PROBLEM DETAILS -> Pick out each line of the records that includes the string "ECMWF", and copy it.

MATERIAL FOR THE TASK ->
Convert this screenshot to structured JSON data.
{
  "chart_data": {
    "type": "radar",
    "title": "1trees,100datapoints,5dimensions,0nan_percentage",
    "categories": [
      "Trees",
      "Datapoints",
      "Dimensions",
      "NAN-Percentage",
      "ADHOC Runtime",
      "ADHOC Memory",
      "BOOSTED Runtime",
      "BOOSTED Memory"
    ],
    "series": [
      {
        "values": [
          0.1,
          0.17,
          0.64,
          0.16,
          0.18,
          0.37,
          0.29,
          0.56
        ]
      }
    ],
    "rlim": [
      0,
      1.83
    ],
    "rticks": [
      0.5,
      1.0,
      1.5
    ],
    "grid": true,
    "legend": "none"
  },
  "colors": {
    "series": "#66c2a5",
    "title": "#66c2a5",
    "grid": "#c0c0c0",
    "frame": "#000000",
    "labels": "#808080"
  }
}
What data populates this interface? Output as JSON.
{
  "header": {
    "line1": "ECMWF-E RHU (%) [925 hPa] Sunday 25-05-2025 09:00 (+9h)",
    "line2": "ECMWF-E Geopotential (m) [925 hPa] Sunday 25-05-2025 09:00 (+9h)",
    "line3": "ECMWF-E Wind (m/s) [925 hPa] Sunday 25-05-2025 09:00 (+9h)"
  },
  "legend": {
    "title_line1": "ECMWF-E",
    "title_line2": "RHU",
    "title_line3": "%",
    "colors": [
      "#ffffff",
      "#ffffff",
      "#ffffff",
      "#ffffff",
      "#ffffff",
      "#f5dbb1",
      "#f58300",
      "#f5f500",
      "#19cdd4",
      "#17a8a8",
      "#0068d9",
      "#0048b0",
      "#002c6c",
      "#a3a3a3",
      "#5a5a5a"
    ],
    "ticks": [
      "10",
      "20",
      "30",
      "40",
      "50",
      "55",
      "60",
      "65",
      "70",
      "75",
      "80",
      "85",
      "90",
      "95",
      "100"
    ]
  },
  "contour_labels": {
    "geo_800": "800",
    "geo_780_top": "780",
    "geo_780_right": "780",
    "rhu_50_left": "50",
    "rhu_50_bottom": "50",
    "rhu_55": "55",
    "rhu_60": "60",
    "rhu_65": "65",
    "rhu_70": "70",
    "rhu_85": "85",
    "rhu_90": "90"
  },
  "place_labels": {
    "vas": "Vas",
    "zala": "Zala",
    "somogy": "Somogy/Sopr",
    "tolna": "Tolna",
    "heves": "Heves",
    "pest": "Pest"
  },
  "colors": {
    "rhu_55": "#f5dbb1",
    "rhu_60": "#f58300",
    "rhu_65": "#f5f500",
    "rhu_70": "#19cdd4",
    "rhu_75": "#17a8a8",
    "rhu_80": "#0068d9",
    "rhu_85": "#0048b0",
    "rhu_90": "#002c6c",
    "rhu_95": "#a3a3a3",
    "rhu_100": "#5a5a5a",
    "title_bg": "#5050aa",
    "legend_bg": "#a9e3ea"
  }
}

FINAL RESULT ->
    "line1": "ECMWF-E RHU (%) [925 hPa] Sunday 25-05-2025 09:00 (+9h)",
    "line2": "ECMWF-E Geopotential (m) [925 hPa] Sunday 25-05-2025 09:00 (+9h)",
    "line3": "ECMWF-E Wind (m/s) [925 hPa] Sunday 25-05-2025 09:00 (+9h)"
    "title_line1": "ECMWF-E",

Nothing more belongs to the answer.